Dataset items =
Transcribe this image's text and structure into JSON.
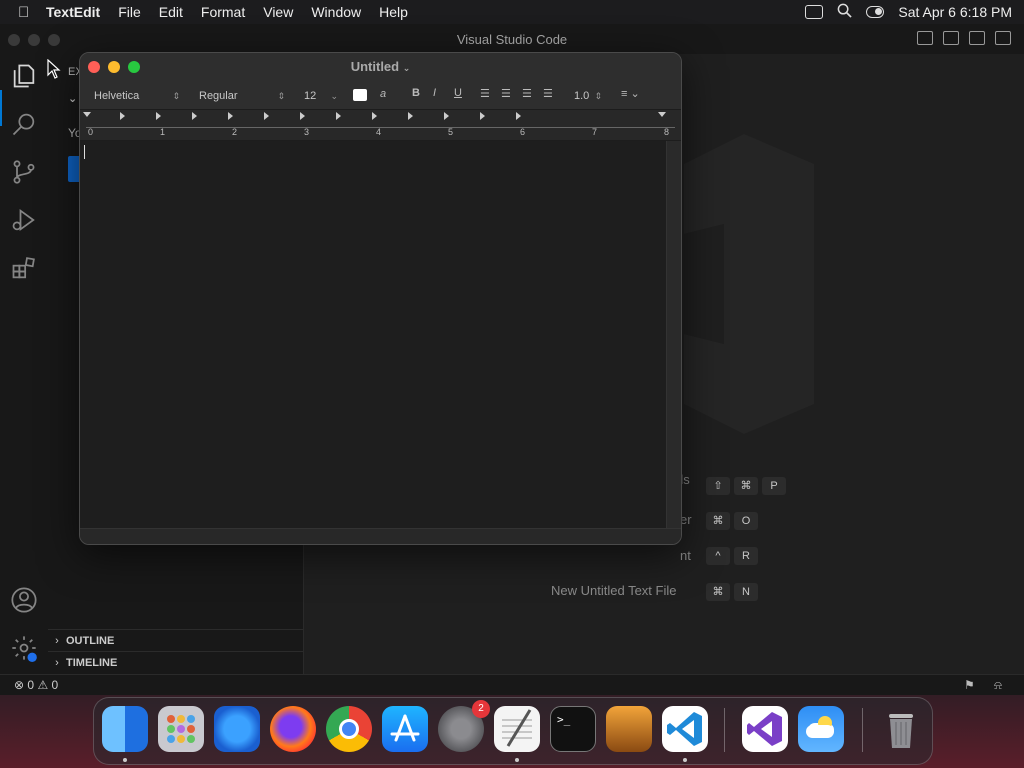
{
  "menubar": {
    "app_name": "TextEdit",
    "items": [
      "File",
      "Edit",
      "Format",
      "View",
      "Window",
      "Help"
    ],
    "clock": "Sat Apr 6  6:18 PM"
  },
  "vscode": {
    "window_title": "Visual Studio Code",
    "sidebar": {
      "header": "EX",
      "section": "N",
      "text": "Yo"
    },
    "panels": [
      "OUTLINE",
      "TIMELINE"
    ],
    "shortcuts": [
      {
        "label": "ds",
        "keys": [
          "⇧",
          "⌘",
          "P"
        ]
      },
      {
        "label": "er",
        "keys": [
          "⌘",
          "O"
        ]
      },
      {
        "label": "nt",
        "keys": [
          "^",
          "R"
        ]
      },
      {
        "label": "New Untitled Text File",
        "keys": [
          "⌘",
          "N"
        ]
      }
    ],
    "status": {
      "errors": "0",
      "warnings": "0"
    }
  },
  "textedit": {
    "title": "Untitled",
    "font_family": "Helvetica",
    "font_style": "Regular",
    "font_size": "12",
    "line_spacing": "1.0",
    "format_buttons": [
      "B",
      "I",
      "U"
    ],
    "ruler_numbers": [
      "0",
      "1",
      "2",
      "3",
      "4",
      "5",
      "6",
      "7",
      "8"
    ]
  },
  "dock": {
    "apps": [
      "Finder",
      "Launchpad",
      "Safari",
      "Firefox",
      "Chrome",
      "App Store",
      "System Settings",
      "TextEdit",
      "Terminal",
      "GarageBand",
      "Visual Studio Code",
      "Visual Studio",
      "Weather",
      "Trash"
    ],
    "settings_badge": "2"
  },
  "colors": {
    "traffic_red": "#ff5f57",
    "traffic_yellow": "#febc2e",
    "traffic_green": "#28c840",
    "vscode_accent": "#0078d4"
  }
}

Task prompt =
From the data above, work out how many lines contain the string "label" and reply with only the number.

Task solution =
4